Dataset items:
[start]
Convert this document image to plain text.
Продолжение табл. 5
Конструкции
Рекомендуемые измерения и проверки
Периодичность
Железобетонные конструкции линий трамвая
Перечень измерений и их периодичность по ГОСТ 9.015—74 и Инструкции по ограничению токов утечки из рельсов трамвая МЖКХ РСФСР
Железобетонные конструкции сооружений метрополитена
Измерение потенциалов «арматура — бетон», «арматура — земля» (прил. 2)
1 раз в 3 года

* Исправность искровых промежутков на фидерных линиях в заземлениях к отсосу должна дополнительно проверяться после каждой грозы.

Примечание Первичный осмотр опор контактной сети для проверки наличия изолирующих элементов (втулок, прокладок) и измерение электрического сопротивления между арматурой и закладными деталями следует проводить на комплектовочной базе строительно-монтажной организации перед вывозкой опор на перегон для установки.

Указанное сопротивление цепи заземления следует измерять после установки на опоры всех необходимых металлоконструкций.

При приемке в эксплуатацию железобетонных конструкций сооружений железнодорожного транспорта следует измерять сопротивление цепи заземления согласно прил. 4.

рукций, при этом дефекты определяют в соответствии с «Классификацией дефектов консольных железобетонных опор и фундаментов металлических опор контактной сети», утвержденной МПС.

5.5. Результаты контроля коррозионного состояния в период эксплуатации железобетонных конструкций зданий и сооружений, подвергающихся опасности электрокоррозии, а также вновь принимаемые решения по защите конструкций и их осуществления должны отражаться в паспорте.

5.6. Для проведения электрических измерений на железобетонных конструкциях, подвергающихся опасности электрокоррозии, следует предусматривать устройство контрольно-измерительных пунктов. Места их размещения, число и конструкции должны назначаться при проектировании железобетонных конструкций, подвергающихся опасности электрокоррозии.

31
[end]
[start]
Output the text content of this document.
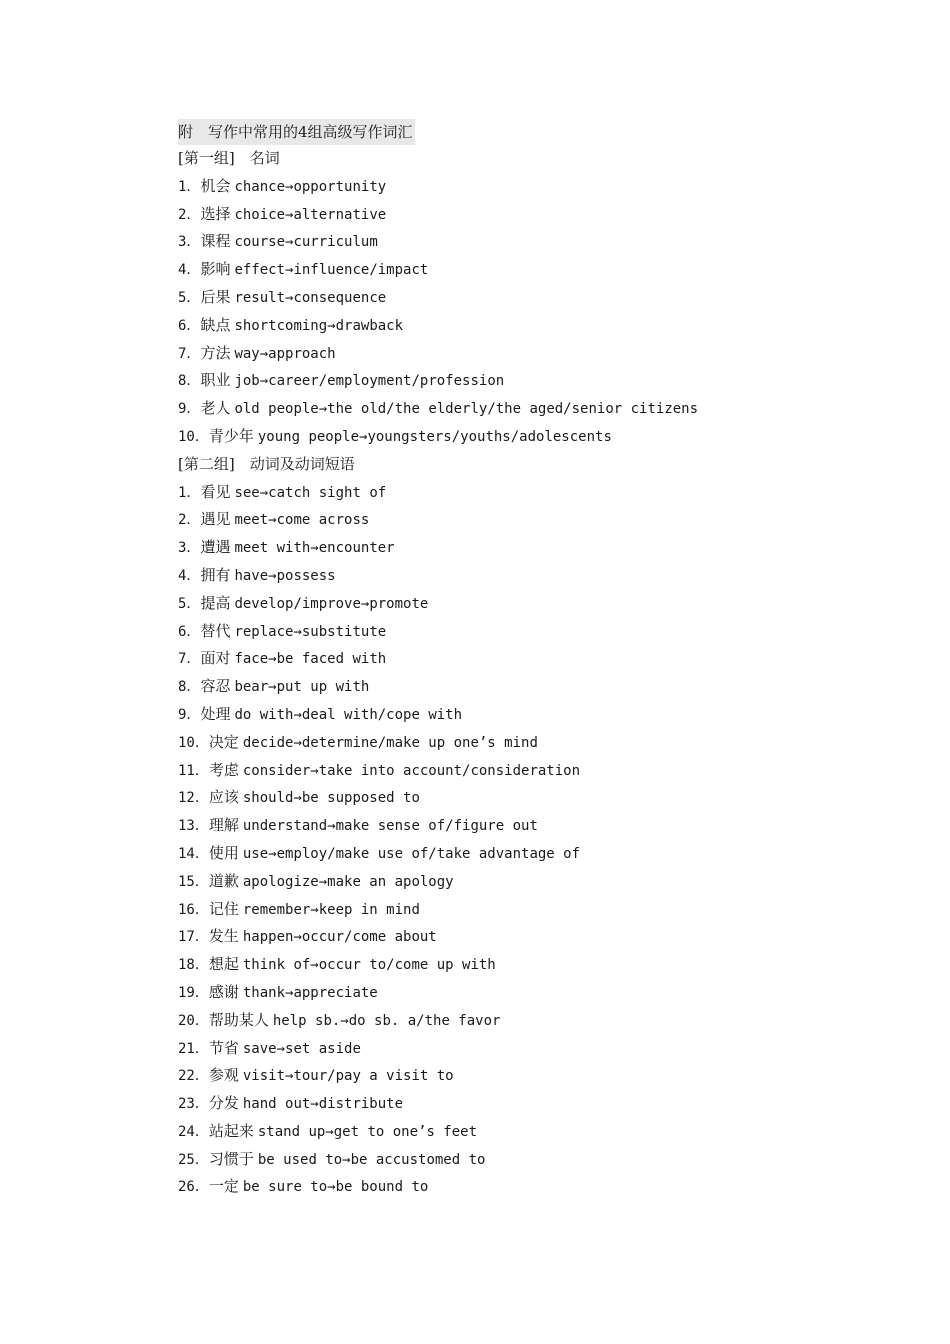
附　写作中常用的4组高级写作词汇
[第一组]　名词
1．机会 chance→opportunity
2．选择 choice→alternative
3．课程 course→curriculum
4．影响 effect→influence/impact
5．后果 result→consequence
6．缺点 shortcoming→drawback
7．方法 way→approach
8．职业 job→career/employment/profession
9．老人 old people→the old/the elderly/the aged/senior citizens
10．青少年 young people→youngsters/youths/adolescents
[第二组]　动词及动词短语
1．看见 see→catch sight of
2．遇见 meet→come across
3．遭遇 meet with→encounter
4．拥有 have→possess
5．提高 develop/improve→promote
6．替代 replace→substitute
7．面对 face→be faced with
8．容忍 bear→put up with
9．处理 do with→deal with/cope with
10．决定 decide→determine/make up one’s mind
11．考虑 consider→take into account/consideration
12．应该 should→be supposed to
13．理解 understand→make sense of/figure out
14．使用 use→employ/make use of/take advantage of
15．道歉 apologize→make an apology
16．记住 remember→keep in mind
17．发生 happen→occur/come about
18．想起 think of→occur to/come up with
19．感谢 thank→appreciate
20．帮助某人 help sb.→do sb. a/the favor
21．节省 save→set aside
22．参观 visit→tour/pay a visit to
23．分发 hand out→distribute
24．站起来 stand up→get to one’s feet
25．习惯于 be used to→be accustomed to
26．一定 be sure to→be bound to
[end]
[start]
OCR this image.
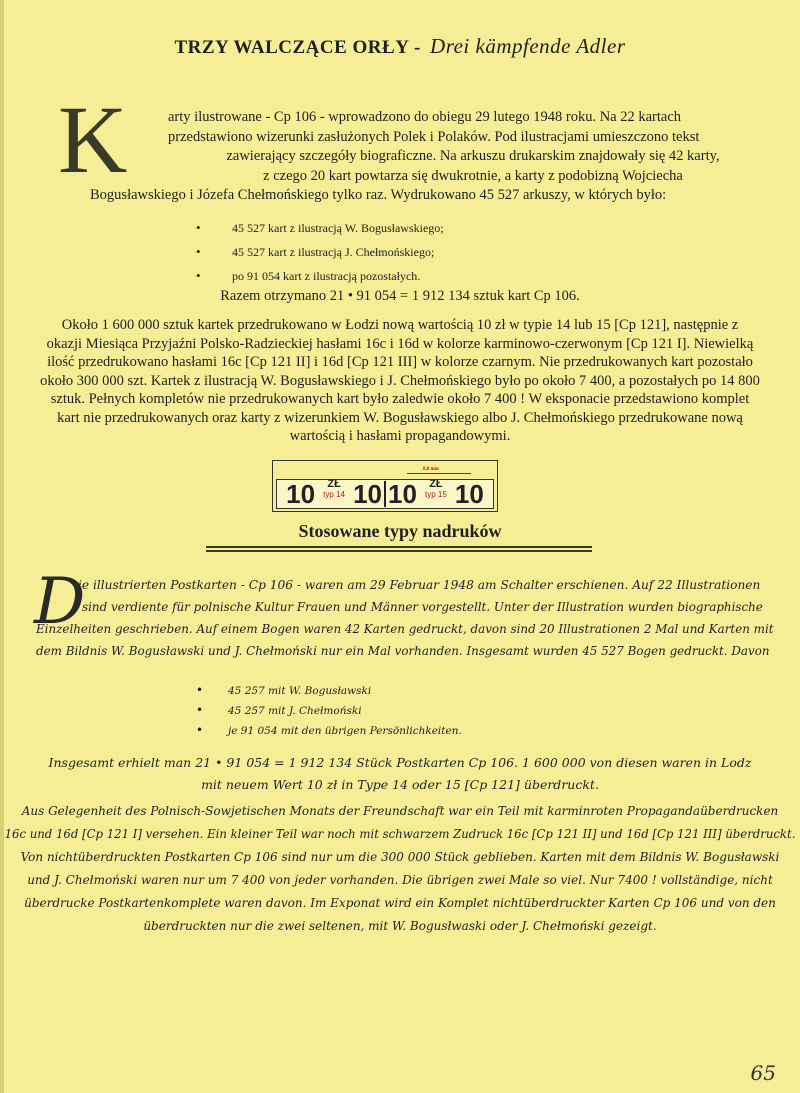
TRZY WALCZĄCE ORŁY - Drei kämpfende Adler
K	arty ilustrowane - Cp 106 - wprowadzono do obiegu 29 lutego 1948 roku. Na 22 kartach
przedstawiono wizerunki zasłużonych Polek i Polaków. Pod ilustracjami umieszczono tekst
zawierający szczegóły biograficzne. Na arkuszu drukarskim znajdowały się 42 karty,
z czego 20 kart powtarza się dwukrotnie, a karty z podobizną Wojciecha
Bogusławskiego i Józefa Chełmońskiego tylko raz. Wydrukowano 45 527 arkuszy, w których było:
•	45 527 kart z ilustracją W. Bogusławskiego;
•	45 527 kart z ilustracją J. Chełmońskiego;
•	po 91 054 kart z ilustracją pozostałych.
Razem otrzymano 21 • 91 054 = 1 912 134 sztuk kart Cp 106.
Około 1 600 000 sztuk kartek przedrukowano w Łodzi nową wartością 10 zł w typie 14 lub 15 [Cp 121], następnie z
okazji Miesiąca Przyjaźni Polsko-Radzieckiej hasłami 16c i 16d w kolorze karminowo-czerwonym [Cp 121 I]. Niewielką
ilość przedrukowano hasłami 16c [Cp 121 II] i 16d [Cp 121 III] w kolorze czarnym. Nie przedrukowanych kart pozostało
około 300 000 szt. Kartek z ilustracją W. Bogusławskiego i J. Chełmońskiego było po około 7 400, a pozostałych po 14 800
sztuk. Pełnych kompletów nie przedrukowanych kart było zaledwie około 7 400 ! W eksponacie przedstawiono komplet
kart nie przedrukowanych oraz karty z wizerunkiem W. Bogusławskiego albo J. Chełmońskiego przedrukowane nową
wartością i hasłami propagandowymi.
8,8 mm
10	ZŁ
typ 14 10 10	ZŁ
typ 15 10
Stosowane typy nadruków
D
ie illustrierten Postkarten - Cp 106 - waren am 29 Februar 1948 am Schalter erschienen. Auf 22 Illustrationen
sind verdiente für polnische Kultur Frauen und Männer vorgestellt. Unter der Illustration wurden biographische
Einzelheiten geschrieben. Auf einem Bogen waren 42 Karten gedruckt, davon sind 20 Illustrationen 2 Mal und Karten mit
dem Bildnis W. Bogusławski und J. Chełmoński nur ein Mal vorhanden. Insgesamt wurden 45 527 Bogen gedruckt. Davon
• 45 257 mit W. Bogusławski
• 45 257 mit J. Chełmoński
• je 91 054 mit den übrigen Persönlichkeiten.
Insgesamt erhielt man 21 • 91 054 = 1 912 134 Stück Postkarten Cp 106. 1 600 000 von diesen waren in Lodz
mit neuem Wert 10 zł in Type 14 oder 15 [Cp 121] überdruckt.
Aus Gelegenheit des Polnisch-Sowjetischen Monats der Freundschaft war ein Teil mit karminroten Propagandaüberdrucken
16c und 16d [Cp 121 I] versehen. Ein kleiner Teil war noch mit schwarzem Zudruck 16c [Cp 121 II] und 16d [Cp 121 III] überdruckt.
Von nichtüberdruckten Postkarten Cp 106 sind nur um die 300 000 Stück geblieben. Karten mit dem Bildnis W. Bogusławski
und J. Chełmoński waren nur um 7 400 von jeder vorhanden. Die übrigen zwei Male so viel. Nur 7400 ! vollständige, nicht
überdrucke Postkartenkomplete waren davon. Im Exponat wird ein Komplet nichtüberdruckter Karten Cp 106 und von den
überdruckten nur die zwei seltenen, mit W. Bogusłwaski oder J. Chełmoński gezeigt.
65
[end]
**Exercise details**
Extract every line containing the string "Bogen" from the data above.

**Output of the task**
Einzelheiten geschrieben. Auf einem Bogen waren 42 Karten gedruckt, davon sind 20 Illustrationen 2 Mal und Karten mit
dem Bildnis W. Bogusławski und J. Chełmoński nur ein Mal vorhanden. Insgesamt wurden 45 527 Bogen gedruckt. Davon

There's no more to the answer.